▶ TASK BRIEF
Across the listing below, how many lines hold "will"? Reply with the number by itself.

——————————

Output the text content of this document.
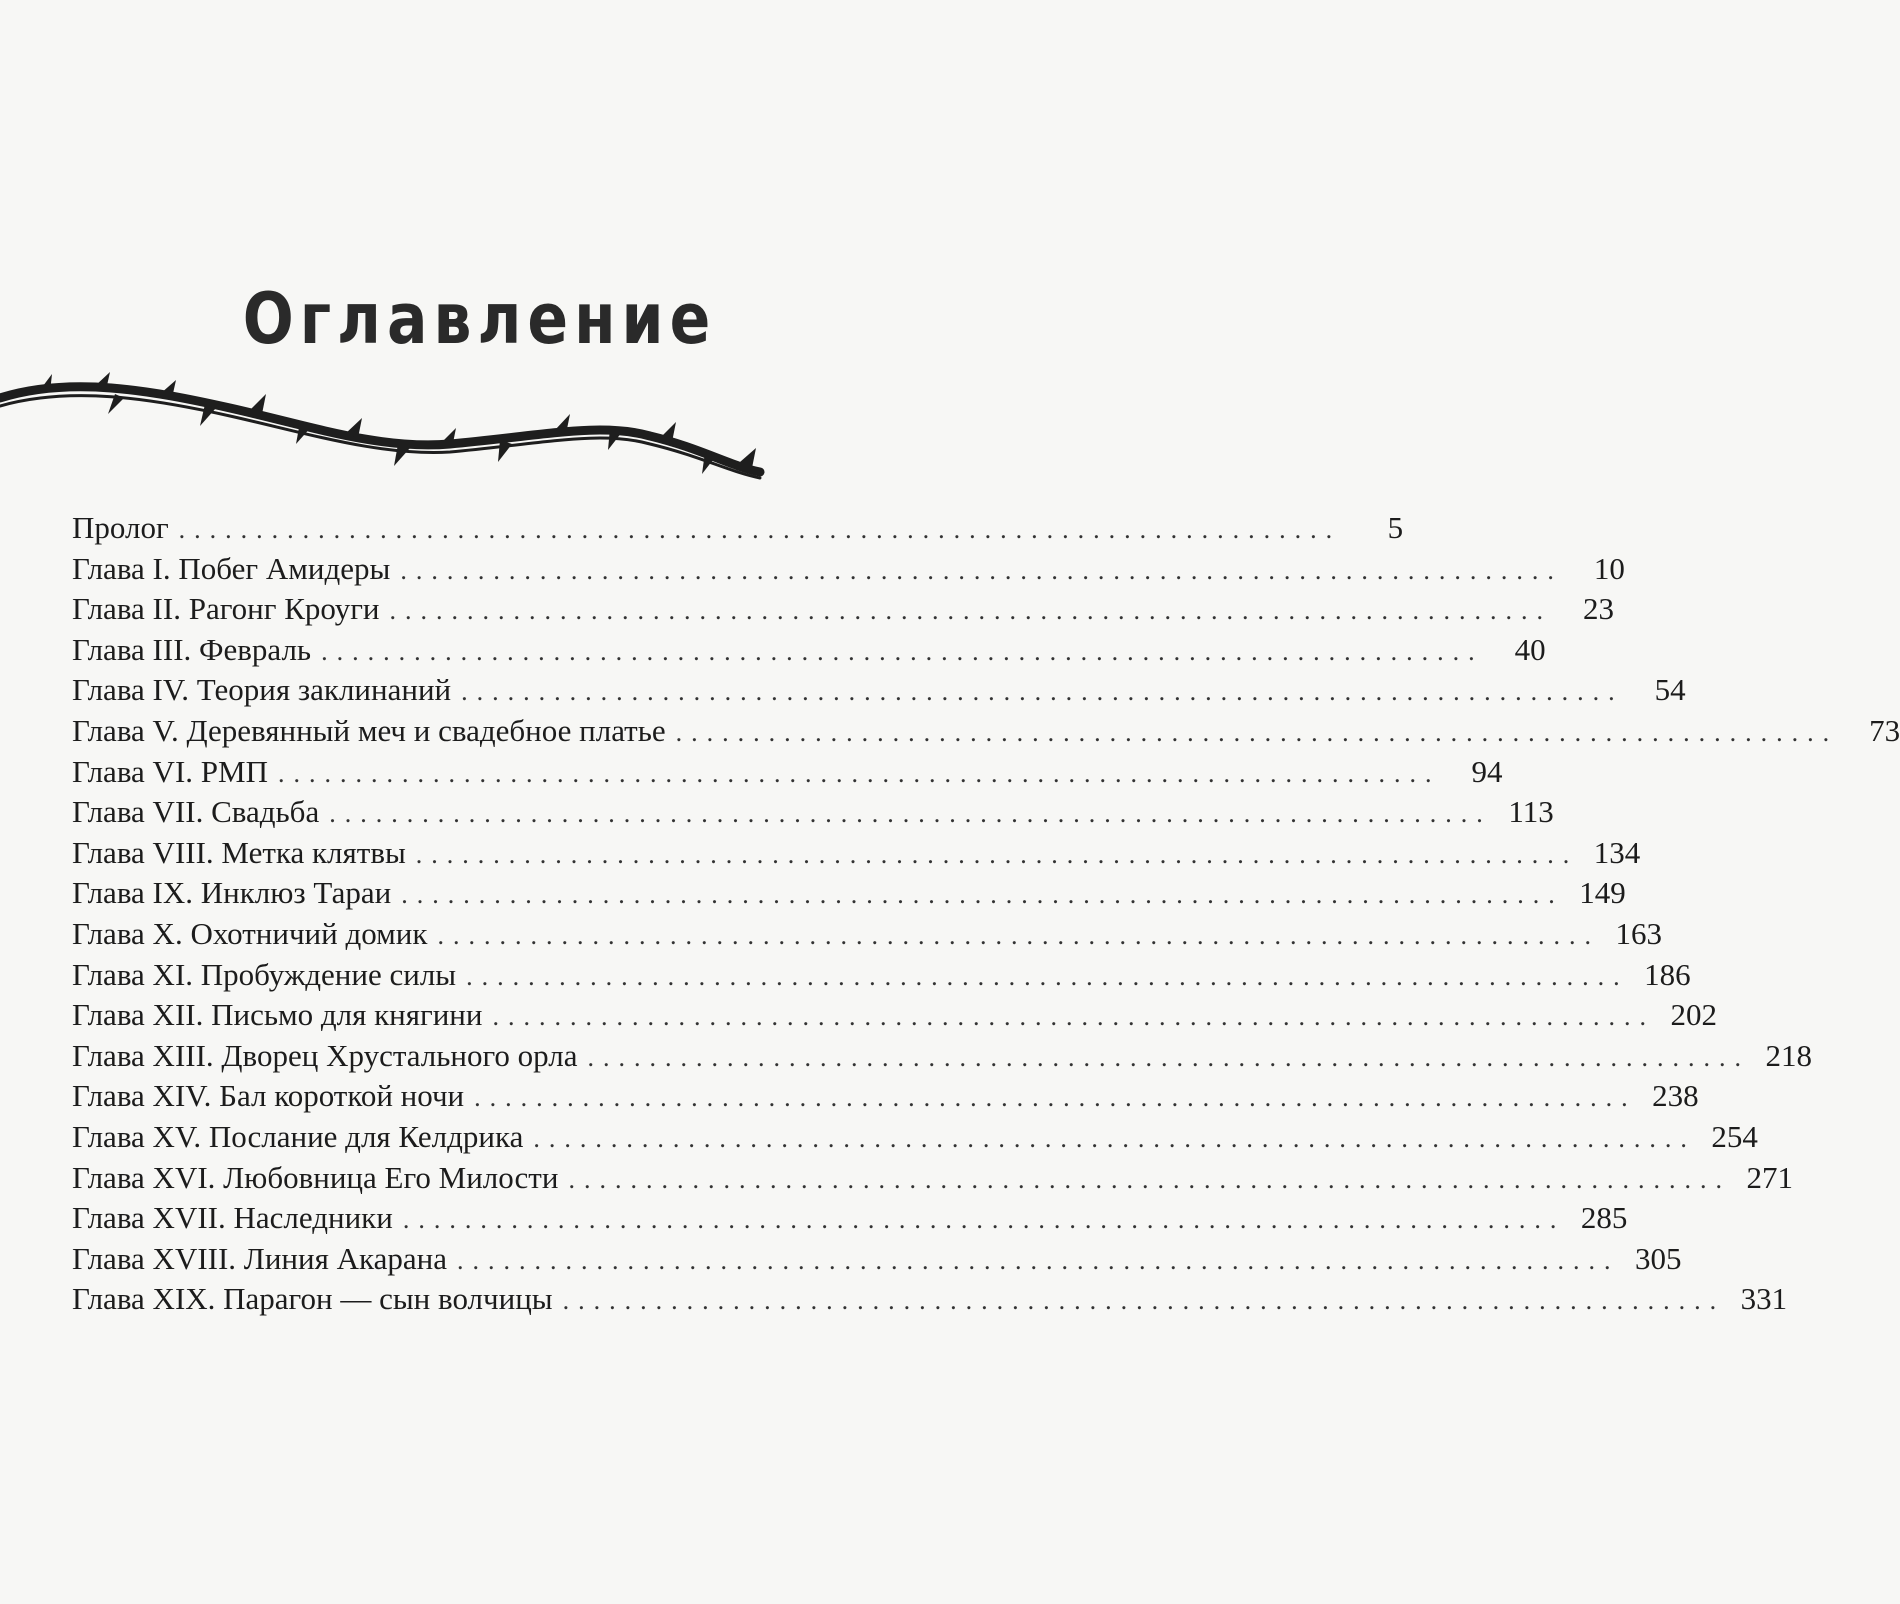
Оглавление
Пролог ...........................................................................	5
Глава I. Побег Амидеры ...........................................................................	10
Глава II. Рагонг Кроуги ...........................................................................	23
Глава III. Февраль ...........................................................................	40
Глава IV. Теория заклинаний ...........................................................................	54
Глава V. Деревянный меч и свадебное платье ...........................................................................	73
Глава VI. РМП ...........................................................................	94
Глава VII. Свадьба ........................................................................... 113
Глава VIII. Метка клятвы ........................................................................... 134
Глава IX. Инклюз Тараи ........................................................................... 149
Глава X. Охотничий домик ........................................................................... 163
Глава XI. Пробуждение силы ........................................................................... 186
Глава XII. Письмо для княгини ........................................................................... 202
Глава XIII. Дворец Хрустального орла ........................................................................... 218
Глава XIV. Бал короткой ночи ........................................................................... 238
Глава XV. Послание для Келдрика ........................................................................... 254
Глава XVI. Любовница Его Милости ........................................................................... 271
Глава XVII. Наследники ........................................................................... 285
Глава XVIII. Линия Акарана ........................................................................... 305
Глава XIX. Парагон — сын волчицы ........................................................................... 331
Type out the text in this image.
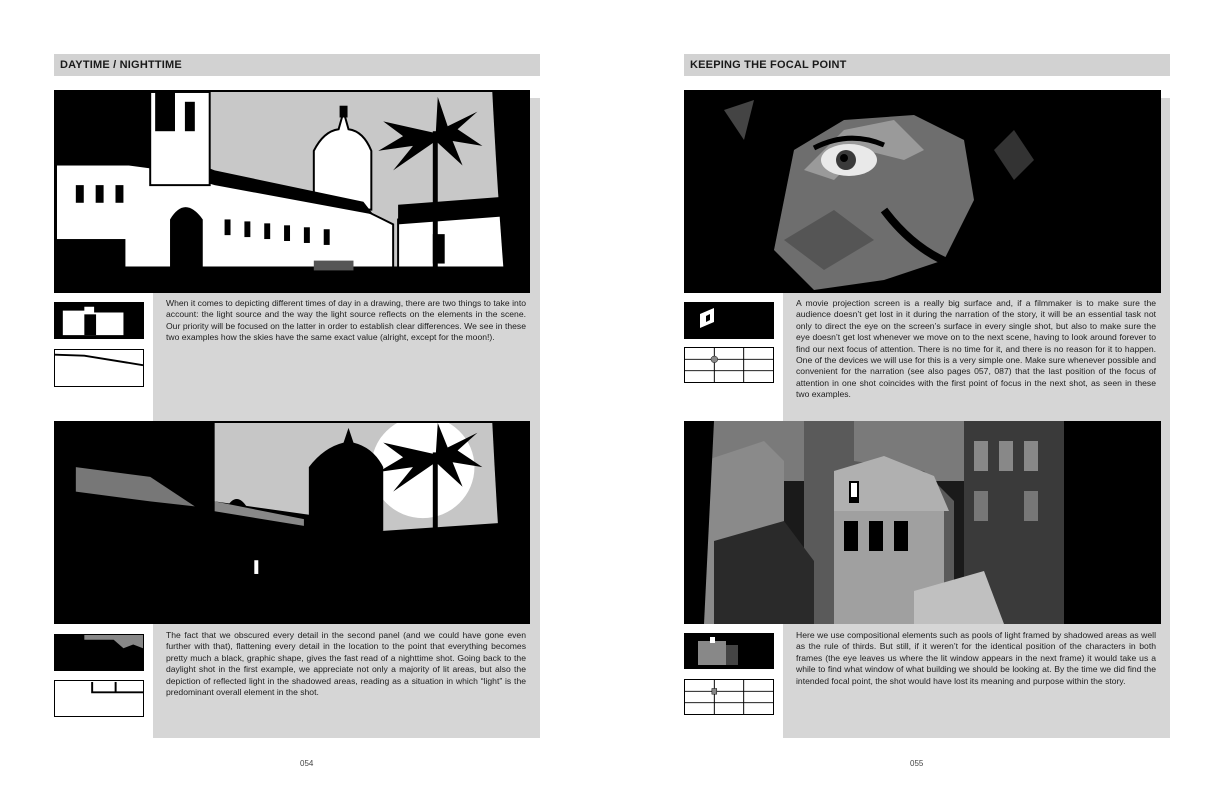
DAYTIME / NIGHTTIME
When it comes to depicting different times of day in a drawing, there are two things to take into account: the light source and the way the light source reflects on the elements in the scene. Our priority will be focused on the latter in order to establish clear differences. We see in these two examples how the skies have the same exact value (alright, except for the moon!).
The fact that we obscured every detail in the second panel (and we could have gone even further with that), flattening every detail in the location to the point that everything becomes pretty much a black, graphic shape, gives the fast read of a nighttime shot. Going back to the daylight shot in the first example, we appreciate not only a majority of lit areas, but also the depiction of reflected light in the shadowed areas, reading as a situation in which “light” is the predominant overall element in the shot.
054
KEEPING THE FOCAL POINT
A movie projection screen is a really big surface and, if a filmmaker is to make sure the audience doesn’t get lost in it during the narration of the story, it will be an essential task not only to direct the eye on the screen’s surface in every single shot, but also to make sure the eye doesn’t get lost whenever we move on to the next scene, having to look around forever to find our next focus of attention. There is no time for it, and there is no reason for it to happen. One of the devices we will use for this is a very simple one. Make sure whenever possible and convenient for the narration (see also pages 057, 087) that the last position of the focus of attention in one shot coincides with the first point of focus in the next shot, as seen in these two examples.
Here we use compositional elements such as pools of light framed by shadowed areas as well as the rule of thirds. But still, if it weren’t for the identical position of the characters in both frames (the eye leaves us where the lit window appears in the next frame) it would take us a while to find what window of what building we should be looking at. By the time we did find the intended focal point, the shot would have lost its meaning and purpose within the story.
055
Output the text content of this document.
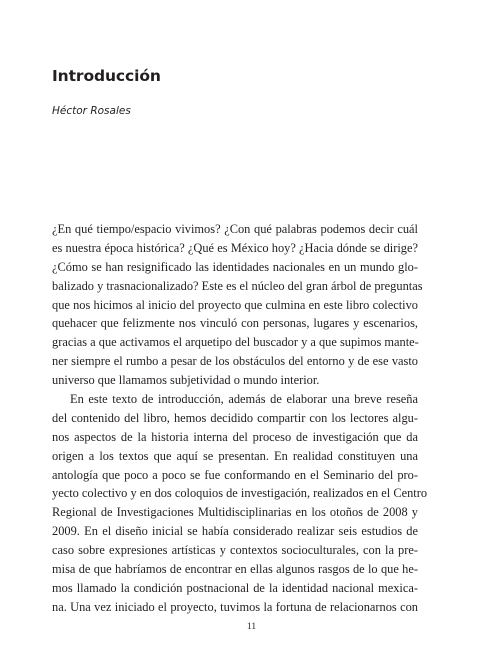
Introducción

Héctor Rosales

¿En qué tiempo/espacio vivimos? ¿Con qué palabras podemos decir cuál
es nuestra época histórica? ¿Qué es México hoy? ¿Hacia dónde se dirige?
¿Cómo se han resignificado las identidades nacionales en un mundo glo-
balizado y trasnacionalizado? Este es el núcleo del gran árbol de preguntas
que nos hicimos al inicio del proyecto que culmina en este libro colectivo
quehacer que felizmente nos vinculó con personas, lugares y escenarios,
gracias a que activamos el arquetipo del buscador y a que supimos mante-
ner siempre el rumbo a pesar de los obstáculos del entorno y de ese vasto
universo que llamamos subjetividad o mundo interior.
En este texto de introducción, además de elaborar una breve reseña
del contenido del libro, hemos decidido compartir con los lectores algu-
nos aspectos de la historia interna del proceso de investigación que da
origen a los textos que aquí se presentan. En realidad constituyen una
antología que poco a poco se fue conformando en el Seminario del pro-
yecto colectivo y en dos coloquios de investigación, realizados en el Centro
Regional de Investigaciones Multidisciplinarias en los otoños de 2008 y
2009. En el diseño inicial se había considerado realizar seis estudios de
caso sobre expresiones artísticas y contextos socioculturales, con la pre-
misa de que habríamos de encontrar en ellas algunos rasgos de lo que he-
mos llamado la condición postnacional de la identidad nacional mexica-
na. Una vez iniciado el proyecto, tuvimos la fortuna de relacionarnos con
11
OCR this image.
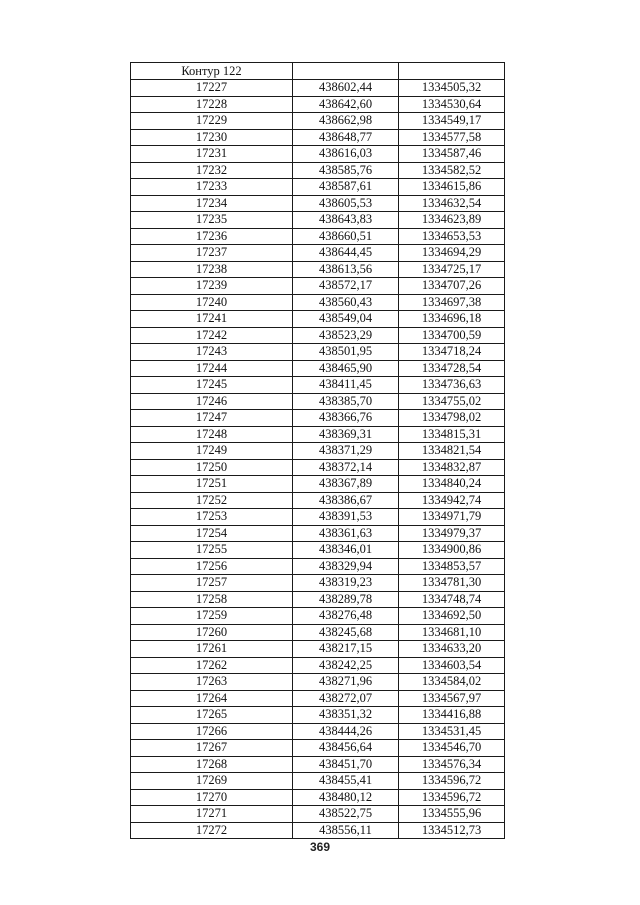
Контур 122		
17227	438602,44	1334505,32
17228	438642,60	1334530,64
17229	438662,98	1334549,17
17230	438648,77	1334577,58
17231	438616,03	1334587,46
17232	438585,76	1334582,52
17233	438587,61	1334615,86
17234	438605,53	1334632,54
17235	438643,83	1334623,89
17236	438660,51	1334653,53
17237	438644,45	1334694,29
17238	438613,56	1334725,17
17239	438572,17	1334707,26
17240	438560,43	1334697,38
17241	438549,04	1334696,18
17242	438523,29	1334700,59
17243	438501,95	1334718,24
17244	438465,90	1334728,54
17245	438411,45	1334736,63
17246	438385,70	1334755,02
17247	438366,76	1334798,02
17248	438369,31	1334815,31
17249	438371,29	1334821,54
17250	438372,14	1334832,87
17251	438367,89	1334840,24
17252	438386,67	1334942,74
17253	438391,53	1334971,79
17254	438361,63	1334979,37
17255	438346,01	1334900,86
17256	438329,94	1334853,57
17257	438319,23	1334781,30
17258	438289,78	1334748,74
17259	438276,48	1334692,50
17260	438245,68	1334681,10
17261	438217,15	1334633,20
17262	438242,25	1334603,54
17263	438271,96	1334584,02
17264	438272,07	1334567,97
17265	438351,32	1334416,88
17266	438444,26	1334531,45
17267	438456,64	1334546,70
17268	438451,70	1334576,34
17269	438455,41	1334596,72
17270	438480,12	1334596,72
17271	438522,75	1334555,96
17272	438556,11	1334512,73
369
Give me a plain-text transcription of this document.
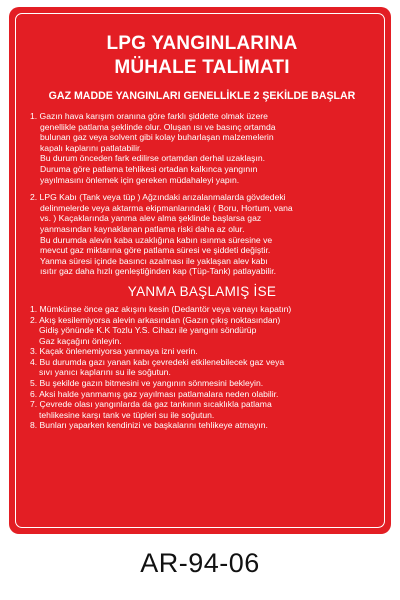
LPG YANGINLARINA
MÜHALE TALİMATI
GAZ MADDE YANGINLARI GENELLİKLE 2 ŞEKİLDE BAŞLAR
1. Gazın hava karışım oranına göre farklı şiddette olmak üzere
genellikle patlama şeklinde olur. Oluşan ısı ve basınç ortamda
bulunan gaz veya solvent gibi kolay buharlaşan malzemelerin
kapalı kaplarını patlatabilir.
Bu durum önceden fark edilirse ortamdan derhal uzaklaşın.
Duruma göre patlama tehlikesi ortadan kalkınca yangının
yayılmasını önlemek için gereken müdahaleyi yapın.
2. LPG Kabı (Tank veya tüp ) Ağzındaki arızalanmalarda gövdedeki
delinmelerde veya aktarma ekipmanlarındaki ( Boru, Hortum, vana
vs. ) Kaçaklarında yanma alev alma şeklinde başlarsa gaz
yanmasından kaynaklanan patlama riski daha az olur.
Bu durumda alevin kaba uzaklığına kabın ısınma süresine ve
mevcut gaz miktarına göre patlama süresi ve şiddeti değiştir.
Yanma süresi içinde basıncı azalması ile yaklaşan alev kabı
ısıtır gaz daha hızlı genleştiğinden kap (Tüp-Tank) patlayabilir.
YANMA BAŞLAMIŞ İSE
1. Mümkünse önce gaz akışını kesin (Dedantör veya vanayı kapatın)
2. Akış kesilemiyorsa alevin arkasından (Gazın çıkış noktasından)
Gidiş yönünde K.K Tozlu Y.S. Cihazı ile yangını söndürüp
Gaz kaçağını önleyin.
3. Kaçak önlenemiyorsa yanmaya izni verin.
4. Bu durumda gazı yanan kabı çevredeki etkilenebilecek gaz veya
sıvı yanıcı kaplarını su ile soğutun.
5. Bu şekilde gazın bitmesini ve yangının sönmesini bekleyin.
6. Aksi halde yanmamış gaz yayılması patlamalara neden olabilir.
7. Çevrede olası yangınlarda da gaz tankının sıcaklıkla patlama
tehlikesine karşı tank ve tüpleri su ile soğutun.
8. Bunları yaparken kendinizi ve başkalarını tehlikeye atmayın.
AR-94-06
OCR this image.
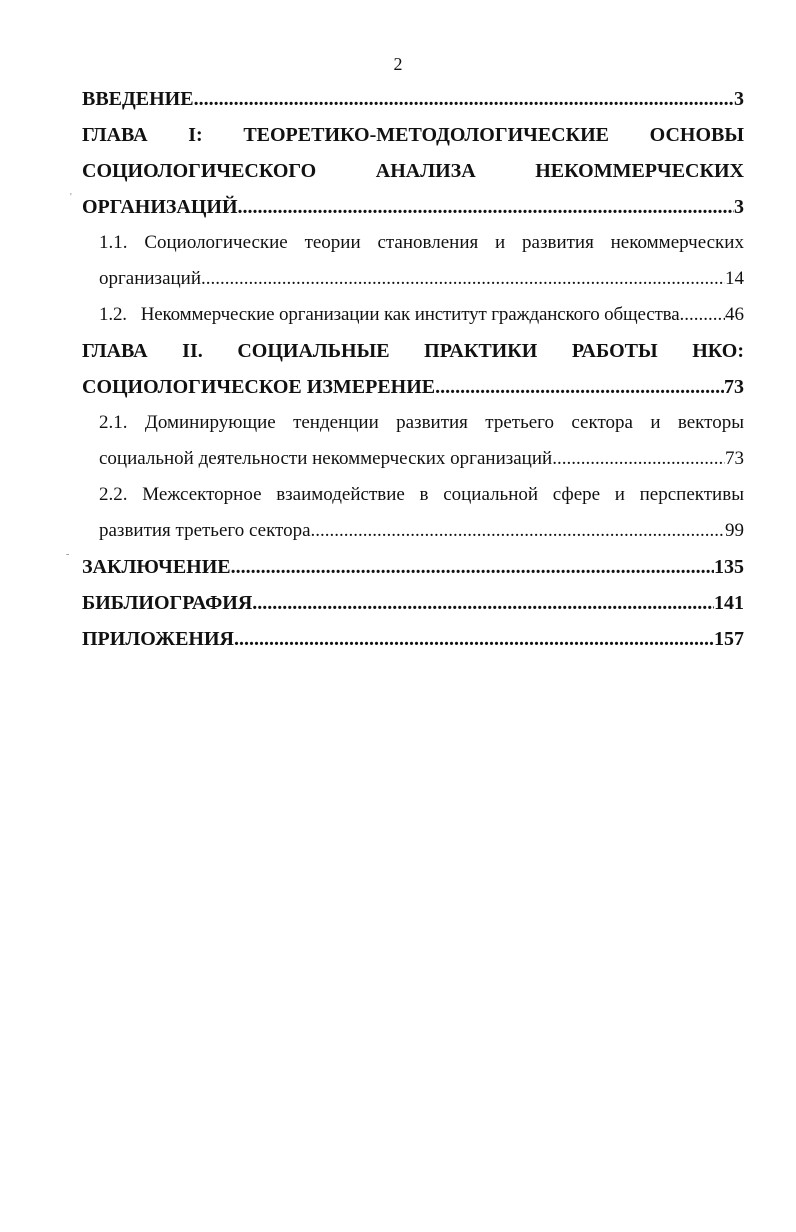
2
ВВЕДЕНИЕ .....	3
ГЛАВА I: ТЕОРЕТИКО-МЕТОДОЛОГИЧЕСКИЕ ОСНОВЫ
СОЦИОЛОГИЧЕСКОГО	АНАЛИЗА	НЕКОММЕРЧЕСКИХ
ОРГАНИЗАЦИЙ .....	3
1.1. Социологические теории становления и развития некоммерческих
организаций .....	14
1.2.   Некоммерческие организации как институт гражданского общества ..... 46
ГЛАВА II. СОЦИАЛЬНЫЕ ПРАКТИКИ РАБОТЫ НКО:
СОЦИОЛОГИЧЕСКОЕ ИЗМЕРЕНИЕ .....	73
2.1. Доминирующие тенденции развития третьего сектора и векторы
социальной деятельности некоммерческих организаций .....	73
2.2. Межсекторное взаимодействие в социальной сфере и перспективы
развития третьего сектора .....	99
ЗАКЛЮЧЕНИЕ .....	135
БИБЛИОГРАФИЯ .....	141
ПРИЛОЖЕНИЯ .....	157
'
-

——————————

▶ ANSWER TO THE TASK
2